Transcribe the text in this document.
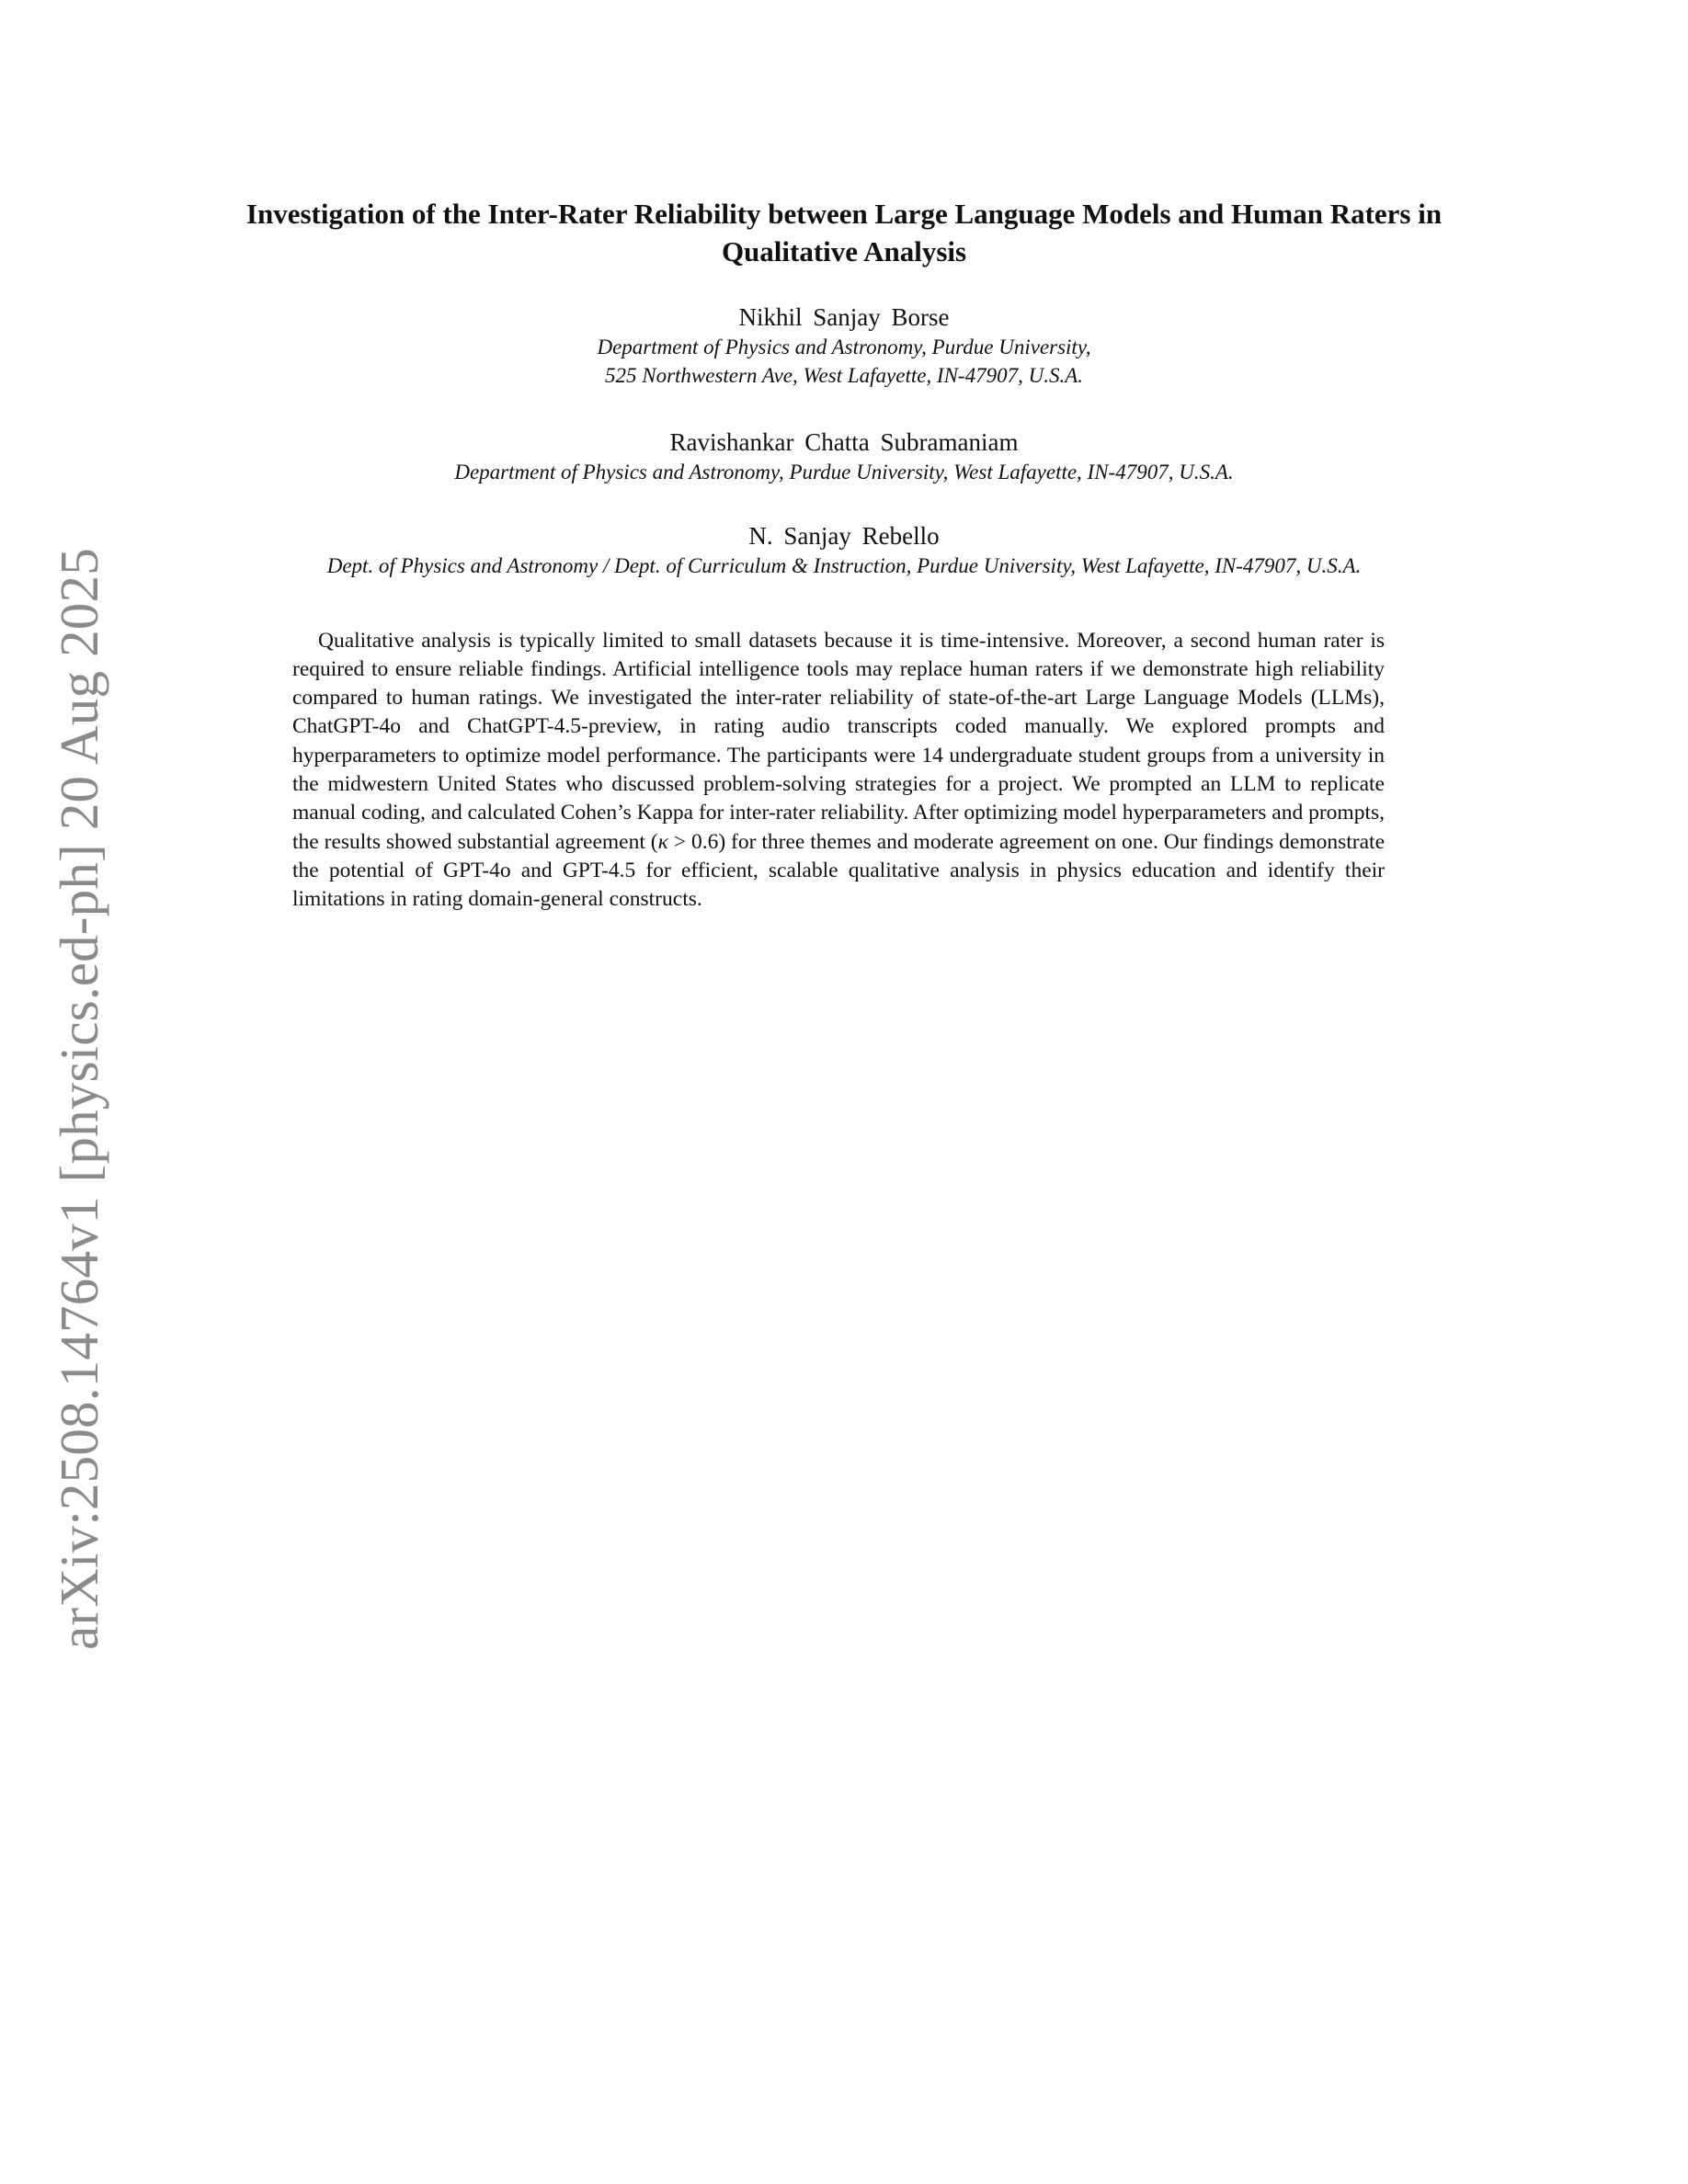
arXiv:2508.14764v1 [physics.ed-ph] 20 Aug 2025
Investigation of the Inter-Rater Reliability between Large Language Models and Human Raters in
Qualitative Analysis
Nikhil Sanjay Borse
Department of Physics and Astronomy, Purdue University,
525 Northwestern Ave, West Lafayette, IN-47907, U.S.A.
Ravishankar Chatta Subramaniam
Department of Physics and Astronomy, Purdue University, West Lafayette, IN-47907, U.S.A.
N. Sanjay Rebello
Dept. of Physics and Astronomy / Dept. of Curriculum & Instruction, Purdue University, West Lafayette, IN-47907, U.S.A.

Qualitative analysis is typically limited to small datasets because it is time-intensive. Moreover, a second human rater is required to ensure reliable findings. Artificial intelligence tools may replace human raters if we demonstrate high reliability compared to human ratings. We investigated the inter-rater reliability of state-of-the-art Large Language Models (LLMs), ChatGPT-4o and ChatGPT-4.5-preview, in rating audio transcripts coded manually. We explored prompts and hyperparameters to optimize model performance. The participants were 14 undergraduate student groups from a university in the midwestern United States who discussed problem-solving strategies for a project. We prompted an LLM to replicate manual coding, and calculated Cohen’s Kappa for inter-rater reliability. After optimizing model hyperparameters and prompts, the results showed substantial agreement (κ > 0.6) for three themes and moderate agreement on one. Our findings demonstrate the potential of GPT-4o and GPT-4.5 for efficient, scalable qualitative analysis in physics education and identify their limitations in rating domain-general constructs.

# TASK GOAL:
In your copy, leave out the pictures and reproduce the material above exactly.

# WORKED ANSWER:
Transcribe the text in this document.
arXiv:2508.14764v1 [physics.ed-ph] 20 Aug 2025
Investigation of the Inter-Rater Reliability between Large Language Models and Human Raters in
Qualitative Analysis
Nikhil Sanjay Borse
Department of Physics and Astronomy, Purdue University,
525 Northwestern Ave, West Lafayette, IN-47907, U.S.A.
Ravishankar Chatta Subramaniam
Department of Physics and Astronomy, Purdue University, West Lafayette, IN-47907, U.S.A.
N. Sanjay Rebello
Dept. of Physics and Astronomy / Dept. of Curriculum & Instruction, Purdue University, West Lafayette, IN-47907, U.S.A.

Qualitative analysis is typically limited to small datasets because it is time-intensive. Moreover, a second human rater is required to ensure reliable findings. Artificial intelligence tools may replace human raters if we demonstrate high reliability compared to human ratings. We investigated the inter-rater reliability of state-of-the-art Large Language Models (LLMs), ChatGPT-4o and ChatGPT-4.5-preview, in rating audio transcripts coded manually. We explored prompts and hyperparameters to optimize model performance. The participants were 14 undergraduate student groups from a university in the midwestern United States who discussed problem-solving strategies for a project. We prompted an LLM to replicate manual coding, and calculated Cohen’s Kappa for inter-rater reliability. After optimizing model hyperparameters and prompts, the results showed substantial agreement (κ > 0.6) for three themes and moderate agreement on one. Our findings demonstrate the potential of GPT-4o and GPT-4.5 for efficient, scalable qualitative analysis in physics education and identify their limitations in rating domain-general constructs.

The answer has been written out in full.